- _Materials provided_:
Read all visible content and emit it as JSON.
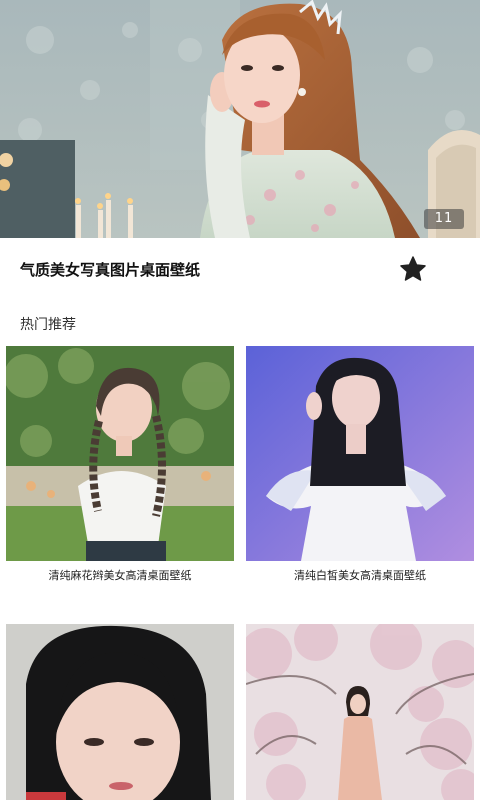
{
  "hero": {
    "image_count": "11",
    "album_title": "气质美女写真图片桌面壁纸"
  },
  "favorite": {
    "icon": "star-icon",
    "color": "#222222"
  },
  "section": {
    "label": "热门推荐"
  },
  "recommendations": [
    {
      "caption": "清纯麻花辫美女高清桌面壁纸"
    },
    {
      "caption": "清纯白皙美女高清桌面壁纸"
    },
    {
      "caption": ""
    },
    {
      "caption": ""
    }
  ]
}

- _What the task requires_: Work through the records line by line and tally those holding "caption". Reply with the number alone.

- _Solution for this problem_: 4